Wherever a line in the data below holds "Which", copy that line.

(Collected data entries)
**********

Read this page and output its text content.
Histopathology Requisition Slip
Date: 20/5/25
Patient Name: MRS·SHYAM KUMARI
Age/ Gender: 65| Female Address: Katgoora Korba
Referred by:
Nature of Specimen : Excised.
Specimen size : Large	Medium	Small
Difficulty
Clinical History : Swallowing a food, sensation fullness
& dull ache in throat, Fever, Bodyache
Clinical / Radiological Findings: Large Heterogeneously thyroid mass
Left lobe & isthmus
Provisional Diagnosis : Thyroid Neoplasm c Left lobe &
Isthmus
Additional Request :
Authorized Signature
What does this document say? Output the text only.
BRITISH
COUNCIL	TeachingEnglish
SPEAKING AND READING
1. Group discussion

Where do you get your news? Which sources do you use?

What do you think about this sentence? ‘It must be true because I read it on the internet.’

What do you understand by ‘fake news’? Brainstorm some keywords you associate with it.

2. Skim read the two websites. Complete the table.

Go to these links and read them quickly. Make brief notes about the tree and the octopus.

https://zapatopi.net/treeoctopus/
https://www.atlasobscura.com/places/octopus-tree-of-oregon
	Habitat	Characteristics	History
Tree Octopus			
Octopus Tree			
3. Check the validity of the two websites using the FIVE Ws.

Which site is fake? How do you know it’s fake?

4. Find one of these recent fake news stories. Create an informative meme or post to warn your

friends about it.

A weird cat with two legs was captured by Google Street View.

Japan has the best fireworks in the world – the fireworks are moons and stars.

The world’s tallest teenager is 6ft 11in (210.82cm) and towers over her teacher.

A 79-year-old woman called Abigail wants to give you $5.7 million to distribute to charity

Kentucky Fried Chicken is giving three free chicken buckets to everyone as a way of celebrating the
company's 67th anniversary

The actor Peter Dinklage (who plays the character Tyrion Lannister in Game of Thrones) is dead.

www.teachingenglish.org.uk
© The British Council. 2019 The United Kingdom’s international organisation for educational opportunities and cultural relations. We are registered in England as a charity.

**********

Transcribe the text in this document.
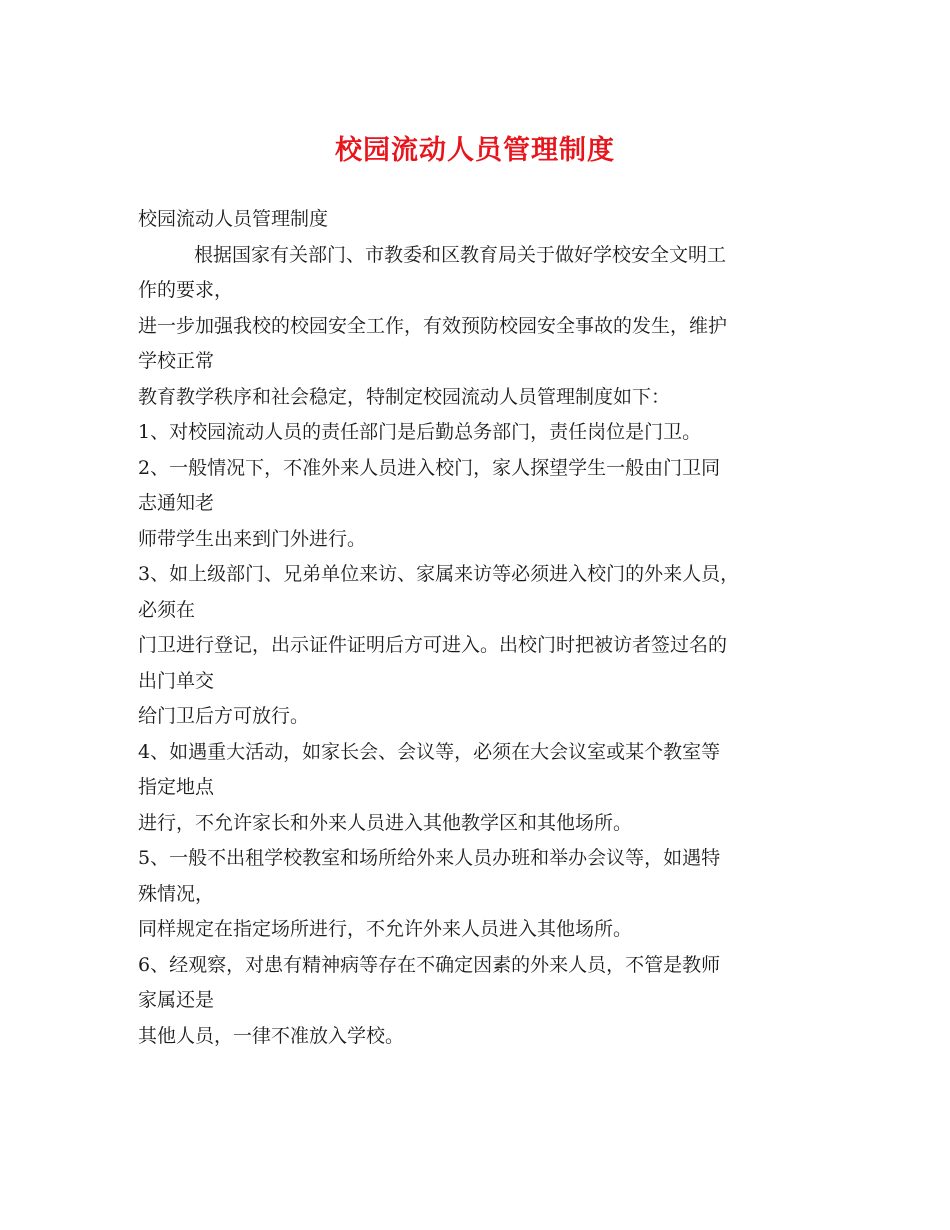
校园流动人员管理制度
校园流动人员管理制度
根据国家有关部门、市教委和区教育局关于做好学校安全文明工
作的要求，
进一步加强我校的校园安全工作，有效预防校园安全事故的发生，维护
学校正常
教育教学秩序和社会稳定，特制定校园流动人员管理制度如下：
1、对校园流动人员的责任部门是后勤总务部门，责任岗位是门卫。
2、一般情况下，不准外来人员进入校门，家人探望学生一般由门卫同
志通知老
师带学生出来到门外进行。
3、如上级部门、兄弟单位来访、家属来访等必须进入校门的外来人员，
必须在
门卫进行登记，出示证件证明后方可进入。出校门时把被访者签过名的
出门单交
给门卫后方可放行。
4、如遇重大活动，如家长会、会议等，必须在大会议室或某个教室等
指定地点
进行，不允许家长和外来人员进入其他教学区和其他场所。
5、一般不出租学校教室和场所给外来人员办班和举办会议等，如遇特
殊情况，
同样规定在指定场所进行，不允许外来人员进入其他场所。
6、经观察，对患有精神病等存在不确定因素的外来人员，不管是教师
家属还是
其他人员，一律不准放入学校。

**********

# FINISHED EXERCISE
Where do you get your news? Which sources do you use?
Which site is fake? How do you know it’s fake?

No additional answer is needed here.